- WHAT TO WORK ON
Find every line of the listing below where "logo" appears, and copy it.
* * * * *
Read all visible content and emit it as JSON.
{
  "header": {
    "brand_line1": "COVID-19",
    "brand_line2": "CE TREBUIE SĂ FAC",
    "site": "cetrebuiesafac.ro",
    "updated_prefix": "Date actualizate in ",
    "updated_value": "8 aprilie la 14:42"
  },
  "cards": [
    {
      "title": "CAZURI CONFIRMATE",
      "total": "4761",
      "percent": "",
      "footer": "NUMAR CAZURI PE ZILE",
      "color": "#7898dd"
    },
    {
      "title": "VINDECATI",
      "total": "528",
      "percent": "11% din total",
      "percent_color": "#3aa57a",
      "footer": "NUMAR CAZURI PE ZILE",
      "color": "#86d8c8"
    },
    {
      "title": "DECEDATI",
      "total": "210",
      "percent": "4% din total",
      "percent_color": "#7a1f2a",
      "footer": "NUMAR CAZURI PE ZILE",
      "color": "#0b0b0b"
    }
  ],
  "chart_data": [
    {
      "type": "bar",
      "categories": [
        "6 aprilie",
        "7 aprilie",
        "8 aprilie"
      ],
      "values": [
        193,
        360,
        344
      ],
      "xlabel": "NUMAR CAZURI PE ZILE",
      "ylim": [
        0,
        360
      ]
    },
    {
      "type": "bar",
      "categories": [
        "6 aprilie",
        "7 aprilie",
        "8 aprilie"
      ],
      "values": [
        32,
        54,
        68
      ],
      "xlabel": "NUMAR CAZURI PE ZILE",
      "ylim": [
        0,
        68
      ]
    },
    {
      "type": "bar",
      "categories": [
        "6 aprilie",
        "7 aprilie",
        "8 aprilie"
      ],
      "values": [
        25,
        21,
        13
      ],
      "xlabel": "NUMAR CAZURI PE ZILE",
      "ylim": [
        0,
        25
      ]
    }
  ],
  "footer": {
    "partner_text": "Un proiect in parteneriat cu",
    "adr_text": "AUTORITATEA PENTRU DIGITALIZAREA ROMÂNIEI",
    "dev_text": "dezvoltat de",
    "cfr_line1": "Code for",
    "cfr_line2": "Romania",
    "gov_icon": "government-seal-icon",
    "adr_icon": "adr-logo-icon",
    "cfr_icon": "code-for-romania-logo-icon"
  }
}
* * * * *
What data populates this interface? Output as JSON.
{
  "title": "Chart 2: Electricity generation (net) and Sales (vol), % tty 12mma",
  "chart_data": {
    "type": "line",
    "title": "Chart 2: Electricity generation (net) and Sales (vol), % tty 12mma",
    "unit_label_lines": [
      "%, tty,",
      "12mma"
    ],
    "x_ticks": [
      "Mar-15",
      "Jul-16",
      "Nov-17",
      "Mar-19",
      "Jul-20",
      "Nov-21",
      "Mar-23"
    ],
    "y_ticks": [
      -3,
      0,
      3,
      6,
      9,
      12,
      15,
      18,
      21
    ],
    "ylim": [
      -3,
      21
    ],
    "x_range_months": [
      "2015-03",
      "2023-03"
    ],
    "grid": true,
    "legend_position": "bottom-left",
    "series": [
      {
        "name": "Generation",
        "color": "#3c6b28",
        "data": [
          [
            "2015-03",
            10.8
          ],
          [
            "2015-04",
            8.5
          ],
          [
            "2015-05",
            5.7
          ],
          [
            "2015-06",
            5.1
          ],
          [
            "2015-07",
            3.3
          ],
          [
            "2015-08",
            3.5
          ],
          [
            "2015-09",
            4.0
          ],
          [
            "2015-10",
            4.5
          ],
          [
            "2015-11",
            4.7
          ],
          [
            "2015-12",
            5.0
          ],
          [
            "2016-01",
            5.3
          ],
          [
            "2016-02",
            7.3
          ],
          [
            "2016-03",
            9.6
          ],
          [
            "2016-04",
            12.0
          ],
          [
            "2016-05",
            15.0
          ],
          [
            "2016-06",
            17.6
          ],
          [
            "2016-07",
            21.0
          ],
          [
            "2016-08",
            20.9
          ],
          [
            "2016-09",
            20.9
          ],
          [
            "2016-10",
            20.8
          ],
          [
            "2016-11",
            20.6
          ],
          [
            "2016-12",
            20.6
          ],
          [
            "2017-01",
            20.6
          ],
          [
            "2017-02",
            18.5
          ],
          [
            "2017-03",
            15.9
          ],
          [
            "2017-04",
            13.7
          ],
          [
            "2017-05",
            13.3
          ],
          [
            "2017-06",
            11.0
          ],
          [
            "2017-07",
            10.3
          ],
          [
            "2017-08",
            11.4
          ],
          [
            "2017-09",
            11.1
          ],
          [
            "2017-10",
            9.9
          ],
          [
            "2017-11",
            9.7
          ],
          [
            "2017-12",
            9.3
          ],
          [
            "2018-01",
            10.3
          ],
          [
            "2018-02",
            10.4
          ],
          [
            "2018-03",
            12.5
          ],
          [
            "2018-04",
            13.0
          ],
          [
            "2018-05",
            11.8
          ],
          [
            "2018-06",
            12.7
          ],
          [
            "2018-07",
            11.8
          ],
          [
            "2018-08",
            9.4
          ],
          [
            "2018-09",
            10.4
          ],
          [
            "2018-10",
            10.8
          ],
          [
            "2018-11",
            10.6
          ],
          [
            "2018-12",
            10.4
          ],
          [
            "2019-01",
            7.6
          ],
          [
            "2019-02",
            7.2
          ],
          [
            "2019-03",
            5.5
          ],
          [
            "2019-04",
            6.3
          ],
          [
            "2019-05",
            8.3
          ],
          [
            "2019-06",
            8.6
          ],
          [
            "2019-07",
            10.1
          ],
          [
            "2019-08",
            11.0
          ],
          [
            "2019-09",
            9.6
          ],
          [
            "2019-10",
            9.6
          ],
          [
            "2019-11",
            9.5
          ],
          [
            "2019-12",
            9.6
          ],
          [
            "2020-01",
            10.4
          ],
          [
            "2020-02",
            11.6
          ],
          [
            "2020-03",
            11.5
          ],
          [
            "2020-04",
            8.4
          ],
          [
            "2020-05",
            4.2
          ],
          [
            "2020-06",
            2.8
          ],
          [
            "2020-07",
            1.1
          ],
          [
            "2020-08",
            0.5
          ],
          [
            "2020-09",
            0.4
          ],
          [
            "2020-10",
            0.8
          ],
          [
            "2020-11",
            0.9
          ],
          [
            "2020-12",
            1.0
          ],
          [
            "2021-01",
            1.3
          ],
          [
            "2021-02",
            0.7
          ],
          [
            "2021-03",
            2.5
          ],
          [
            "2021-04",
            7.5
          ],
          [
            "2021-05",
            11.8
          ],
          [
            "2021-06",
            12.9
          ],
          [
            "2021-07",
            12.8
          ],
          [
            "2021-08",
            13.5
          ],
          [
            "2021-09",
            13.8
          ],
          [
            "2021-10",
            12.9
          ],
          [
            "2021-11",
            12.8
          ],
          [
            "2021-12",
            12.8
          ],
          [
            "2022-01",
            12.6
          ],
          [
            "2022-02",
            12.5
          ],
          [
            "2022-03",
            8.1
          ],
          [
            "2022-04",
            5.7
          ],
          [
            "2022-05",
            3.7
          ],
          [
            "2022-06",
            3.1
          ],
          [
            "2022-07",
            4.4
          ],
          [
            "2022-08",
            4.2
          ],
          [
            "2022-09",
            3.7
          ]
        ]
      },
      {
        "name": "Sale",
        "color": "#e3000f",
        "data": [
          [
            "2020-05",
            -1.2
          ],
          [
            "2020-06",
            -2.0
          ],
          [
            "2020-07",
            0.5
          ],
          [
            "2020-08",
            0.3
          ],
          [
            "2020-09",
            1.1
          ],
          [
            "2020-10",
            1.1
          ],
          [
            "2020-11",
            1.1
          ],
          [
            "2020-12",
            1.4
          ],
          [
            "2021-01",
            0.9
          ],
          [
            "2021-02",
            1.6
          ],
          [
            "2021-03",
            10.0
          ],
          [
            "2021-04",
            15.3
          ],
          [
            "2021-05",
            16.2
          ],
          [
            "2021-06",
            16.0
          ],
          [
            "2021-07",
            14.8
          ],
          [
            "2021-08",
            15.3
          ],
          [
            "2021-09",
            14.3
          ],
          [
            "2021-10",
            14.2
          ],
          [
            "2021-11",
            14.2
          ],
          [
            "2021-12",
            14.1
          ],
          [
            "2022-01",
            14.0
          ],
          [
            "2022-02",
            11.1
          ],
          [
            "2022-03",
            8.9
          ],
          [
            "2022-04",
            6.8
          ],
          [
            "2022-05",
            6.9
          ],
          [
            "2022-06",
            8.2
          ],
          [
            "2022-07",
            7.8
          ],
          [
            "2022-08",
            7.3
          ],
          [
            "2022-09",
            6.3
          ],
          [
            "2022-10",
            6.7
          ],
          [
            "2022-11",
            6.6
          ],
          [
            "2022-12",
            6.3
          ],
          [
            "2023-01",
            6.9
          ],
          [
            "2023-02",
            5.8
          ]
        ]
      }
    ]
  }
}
* * * * *
- RESPONSE BELOW
    "adr_icon": "adr-logo-icon",
    "cfr_icon": "code-for-romania-logo-icon"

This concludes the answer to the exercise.